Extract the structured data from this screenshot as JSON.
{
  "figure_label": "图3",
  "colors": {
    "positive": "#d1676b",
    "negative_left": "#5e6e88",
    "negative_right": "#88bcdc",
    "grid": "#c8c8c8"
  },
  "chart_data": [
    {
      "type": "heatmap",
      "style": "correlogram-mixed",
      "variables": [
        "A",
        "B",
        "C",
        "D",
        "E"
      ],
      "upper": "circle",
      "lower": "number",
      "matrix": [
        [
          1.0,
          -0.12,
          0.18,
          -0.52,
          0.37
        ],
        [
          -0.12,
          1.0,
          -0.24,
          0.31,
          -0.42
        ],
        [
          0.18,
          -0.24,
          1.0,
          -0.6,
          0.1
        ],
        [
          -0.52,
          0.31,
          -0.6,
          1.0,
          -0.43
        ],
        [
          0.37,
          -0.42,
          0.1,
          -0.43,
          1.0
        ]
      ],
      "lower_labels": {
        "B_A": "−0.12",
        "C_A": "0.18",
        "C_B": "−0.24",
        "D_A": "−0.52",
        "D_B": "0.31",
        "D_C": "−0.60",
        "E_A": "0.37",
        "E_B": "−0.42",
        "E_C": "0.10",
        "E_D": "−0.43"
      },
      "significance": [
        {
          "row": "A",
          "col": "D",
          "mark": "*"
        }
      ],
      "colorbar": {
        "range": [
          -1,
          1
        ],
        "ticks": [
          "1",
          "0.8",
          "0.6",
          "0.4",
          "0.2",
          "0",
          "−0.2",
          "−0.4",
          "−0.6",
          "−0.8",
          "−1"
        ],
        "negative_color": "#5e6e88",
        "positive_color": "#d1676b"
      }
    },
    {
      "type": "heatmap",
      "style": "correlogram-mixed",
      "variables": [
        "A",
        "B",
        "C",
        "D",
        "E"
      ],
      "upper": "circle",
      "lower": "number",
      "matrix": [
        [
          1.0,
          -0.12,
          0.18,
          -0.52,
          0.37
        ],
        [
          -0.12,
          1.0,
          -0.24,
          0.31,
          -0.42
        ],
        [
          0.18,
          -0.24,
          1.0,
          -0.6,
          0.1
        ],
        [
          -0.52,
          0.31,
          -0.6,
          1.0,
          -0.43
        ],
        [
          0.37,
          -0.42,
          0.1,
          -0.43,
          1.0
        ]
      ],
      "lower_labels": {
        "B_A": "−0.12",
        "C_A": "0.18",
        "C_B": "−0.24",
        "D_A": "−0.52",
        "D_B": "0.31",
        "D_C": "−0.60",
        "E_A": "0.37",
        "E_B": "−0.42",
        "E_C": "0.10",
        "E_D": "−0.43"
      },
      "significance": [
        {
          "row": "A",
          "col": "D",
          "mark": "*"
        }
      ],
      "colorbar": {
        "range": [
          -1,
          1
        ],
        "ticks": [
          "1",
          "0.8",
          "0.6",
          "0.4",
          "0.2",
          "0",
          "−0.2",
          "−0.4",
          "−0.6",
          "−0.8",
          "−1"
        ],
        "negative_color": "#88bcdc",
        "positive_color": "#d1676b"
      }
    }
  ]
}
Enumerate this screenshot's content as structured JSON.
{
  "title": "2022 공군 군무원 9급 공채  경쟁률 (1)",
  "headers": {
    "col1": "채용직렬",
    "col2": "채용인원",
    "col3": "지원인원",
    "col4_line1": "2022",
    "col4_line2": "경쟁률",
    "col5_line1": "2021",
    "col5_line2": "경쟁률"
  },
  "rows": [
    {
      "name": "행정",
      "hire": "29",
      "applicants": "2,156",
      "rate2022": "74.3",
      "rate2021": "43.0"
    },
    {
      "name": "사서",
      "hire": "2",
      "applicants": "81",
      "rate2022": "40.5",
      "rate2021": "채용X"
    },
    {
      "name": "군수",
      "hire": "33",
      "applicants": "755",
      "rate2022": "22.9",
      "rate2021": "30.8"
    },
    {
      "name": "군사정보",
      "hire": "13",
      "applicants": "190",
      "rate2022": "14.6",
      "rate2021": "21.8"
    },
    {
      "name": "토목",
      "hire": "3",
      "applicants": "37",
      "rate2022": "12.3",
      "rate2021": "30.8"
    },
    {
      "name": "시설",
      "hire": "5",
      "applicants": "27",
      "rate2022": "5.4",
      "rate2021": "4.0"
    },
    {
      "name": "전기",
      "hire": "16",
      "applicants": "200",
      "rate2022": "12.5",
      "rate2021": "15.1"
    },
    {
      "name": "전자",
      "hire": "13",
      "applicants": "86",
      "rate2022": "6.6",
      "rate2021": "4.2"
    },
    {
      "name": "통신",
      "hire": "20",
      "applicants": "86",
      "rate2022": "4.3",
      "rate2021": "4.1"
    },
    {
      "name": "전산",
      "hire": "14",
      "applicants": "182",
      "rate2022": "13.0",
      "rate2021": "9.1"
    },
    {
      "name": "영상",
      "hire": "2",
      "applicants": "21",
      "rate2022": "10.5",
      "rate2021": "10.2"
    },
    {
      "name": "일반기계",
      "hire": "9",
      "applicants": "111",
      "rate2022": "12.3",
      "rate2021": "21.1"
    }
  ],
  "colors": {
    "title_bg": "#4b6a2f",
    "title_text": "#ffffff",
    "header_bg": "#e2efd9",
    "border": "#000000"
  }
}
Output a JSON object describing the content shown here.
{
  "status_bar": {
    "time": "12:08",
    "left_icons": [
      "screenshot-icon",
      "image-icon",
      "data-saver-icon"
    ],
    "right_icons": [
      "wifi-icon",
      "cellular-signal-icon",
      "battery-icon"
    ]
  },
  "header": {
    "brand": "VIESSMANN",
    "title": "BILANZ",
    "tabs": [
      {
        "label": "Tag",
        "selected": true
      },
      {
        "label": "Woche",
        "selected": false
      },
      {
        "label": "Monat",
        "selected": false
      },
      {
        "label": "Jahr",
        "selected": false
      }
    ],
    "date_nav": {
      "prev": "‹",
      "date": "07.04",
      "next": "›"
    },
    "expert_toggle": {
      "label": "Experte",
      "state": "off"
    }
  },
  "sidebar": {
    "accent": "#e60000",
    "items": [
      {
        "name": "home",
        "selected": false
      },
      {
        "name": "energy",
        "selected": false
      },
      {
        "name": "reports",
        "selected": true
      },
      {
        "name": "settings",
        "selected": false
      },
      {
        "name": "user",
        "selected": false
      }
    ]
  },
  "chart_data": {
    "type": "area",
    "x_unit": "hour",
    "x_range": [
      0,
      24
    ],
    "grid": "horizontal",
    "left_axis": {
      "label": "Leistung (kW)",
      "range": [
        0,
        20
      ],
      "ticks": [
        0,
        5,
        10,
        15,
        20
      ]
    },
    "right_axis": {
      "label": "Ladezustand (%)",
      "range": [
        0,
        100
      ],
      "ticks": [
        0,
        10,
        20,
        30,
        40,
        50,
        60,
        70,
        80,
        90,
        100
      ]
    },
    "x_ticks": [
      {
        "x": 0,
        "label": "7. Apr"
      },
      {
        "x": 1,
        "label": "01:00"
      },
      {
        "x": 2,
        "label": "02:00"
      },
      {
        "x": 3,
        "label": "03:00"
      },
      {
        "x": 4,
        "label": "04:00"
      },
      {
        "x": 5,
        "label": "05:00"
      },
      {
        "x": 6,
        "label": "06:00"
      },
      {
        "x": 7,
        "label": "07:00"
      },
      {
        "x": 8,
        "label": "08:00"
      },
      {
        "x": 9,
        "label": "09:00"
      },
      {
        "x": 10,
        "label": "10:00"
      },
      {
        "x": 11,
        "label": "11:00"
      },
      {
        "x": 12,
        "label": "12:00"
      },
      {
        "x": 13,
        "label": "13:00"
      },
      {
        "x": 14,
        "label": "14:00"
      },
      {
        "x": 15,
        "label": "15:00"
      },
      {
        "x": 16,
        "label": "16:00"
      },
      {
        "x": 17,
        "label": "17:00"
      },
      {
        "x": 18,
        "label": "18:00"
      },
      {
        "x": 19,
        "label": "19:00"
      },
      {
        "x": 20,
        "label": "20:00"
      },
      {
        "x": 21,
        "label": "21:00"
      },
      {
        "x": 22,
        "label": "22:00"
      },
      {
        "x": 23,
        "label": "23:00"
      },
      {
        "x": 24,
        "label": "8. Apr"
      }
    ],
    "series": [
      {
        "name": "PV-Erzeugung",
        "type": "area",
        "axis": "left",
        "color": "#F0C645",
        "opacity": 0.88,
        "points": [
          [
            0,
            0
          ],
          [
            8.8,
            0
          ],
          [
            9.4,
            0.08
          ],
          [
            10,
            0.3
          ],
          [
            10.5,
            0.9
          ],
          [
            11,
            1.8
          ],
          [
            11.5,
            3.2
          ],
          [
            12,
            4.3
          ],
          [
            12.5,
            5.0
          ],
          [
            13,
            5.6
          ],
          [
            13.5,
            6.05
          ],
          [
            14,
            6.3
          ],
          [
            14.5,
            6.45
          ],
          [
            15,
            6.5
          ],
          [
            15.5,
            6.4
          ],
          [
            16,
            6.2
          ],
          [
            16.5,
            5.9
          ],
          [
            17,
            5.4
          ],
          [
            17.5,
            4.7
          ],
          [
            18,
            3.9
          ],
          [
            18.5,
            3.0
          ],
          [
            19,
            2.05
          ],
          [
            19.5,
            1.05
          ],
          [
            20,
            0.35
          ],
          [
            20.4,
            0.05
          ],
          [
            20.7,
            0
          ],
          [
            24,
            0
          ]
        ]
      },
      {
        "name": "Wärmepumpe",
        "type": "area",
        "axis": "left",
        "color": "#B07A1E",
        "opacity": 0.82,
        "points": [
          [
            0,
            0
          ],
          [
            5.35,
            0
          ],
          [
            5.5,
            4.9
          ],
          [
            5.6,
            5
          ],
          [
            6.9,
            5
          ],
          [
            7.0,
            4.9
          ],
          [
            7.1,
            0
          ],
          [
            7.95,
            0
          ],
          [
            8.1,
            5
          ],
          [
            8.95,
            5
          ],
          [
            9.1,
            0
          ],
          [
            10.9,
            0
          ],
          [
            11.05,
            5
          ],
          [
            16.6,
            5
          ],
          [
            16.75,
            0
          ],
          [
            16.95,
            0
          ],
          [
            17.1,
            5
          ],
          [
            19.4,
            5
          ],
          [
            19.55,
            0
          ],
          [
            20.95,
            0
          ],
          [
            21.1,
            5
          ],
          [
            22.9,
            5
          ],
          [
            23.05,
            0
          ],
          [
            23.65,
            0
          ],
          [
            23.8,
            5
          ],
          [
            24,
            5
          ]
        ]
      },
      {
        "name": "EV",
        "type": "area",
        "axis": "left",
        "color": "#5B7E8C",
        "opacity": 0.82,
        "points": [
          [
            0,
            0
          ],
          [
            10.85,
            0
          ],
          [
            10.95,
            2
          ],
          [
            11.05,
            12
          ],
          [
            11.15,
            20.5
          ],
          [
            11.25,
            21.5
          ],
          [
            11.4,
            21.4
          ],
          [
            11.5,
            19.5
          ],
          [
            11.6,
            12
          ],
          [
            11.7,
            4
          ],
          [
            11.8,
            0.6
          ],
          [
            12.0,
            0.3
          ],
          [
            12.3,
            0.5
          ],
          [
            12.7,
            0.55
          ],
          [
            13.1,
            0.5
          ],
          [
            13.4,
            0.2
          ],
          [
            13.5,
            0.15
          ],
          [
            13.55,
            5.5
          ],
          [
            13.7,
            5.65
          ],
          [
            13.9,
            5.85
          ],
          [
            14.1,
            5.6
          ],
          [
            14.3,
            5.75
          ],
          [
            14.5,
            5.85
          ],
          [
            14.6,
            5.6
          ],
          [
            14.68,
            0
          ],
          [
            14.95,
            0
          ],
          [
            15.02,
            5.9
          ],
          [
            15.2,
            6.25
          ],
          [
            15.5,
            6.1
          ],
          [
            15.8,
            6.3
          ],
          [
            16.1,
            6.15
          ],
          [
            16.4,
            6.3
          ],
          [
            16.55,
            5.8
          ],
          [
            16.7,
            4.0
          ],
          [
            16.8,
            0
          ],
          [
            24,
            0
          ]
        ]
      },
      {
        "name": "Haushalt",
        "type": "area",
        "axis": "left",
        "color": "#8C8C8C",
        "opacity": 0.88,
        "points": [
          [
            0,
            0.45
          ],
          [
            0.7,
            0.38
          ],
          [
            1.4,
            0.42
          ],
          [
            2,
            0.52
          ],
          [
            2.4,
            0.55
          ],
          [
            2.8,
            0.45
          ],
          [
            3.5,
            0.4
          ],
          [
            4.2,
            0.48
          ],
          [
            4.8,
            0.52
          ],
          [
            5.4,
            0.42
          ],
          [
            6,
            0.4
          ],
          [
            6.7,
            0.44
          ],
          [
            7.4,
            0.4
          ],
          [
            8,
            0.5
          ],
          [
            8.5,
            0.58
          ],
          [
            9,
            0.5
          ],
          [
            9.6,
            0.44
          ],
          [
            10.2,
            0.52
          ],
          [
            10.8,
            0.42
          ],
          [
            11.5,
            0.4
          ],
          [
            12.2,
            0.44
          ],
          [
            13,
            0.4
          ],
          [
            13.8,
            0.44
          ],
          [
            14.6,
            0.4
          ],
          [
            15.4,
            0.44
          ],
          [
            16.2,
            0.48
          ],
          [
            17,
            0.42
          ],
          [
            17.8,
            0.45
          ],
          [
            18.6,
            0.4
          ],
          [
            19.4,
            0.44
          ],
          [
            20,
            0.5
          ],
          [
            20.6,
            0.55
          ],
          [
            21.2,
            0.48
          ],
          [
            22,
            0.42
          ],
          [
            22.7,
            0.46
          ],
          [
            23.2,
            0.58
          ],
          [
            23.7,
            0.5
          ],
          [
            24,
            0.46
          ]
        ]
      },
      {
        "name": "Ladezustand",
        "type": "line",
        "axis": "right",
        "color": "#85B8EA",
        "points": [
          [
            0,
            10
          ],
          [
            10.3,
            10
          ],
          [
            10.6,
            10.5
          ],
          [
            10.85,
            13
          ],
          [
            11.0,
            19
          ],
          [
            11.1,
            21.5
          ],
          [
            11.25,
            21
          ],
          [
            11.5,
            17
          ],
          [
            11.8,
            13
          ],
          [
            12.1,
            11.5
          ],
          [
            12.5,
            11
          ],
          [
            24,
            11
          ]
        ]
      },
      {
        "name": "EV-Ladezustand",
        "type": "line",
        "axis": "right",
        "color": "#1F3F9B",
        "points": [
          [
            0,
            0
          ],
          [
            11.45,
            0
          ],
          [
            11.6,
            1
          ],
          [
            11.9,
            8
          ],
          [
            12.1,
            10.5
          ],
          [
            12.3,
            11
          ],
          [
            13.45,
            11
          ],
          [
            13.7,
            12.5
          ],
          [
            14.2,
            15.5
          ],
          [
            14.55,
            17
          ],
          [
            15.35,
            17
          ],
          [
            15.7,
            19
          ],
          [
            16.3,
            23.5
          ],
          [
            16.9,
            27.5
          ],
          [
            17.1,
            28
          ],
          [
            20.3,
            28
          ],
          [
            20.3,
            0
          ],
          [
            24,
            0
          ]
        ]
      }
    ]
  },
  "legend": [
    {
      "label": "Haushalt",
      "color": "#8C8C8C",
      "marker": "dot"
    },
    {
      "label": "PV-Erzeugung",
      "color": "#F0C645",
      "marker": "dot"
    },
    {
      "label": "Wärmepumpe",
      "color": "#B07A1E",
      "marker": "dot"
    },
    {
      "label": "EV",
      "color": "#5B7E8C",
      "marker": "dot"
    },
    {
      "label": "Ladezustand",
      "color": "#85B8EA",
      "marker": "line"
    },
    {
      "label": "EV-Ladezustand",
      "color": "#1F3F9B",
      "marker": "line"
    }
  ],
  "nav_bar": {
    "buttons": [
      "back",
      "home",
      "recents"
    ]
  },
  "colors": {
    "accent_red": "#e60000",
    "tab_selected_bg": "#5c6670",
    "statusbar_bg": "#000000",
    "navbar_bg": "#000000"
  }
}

******************************

Requirements
Look through the data above. Each line containing the word "JSON" needs to be copied.

Task solution
Extract the structured data from this screenshot as JSON.
Enumerate this screenshot's content as structured JSON.
Output a JSON object describing the content shown here.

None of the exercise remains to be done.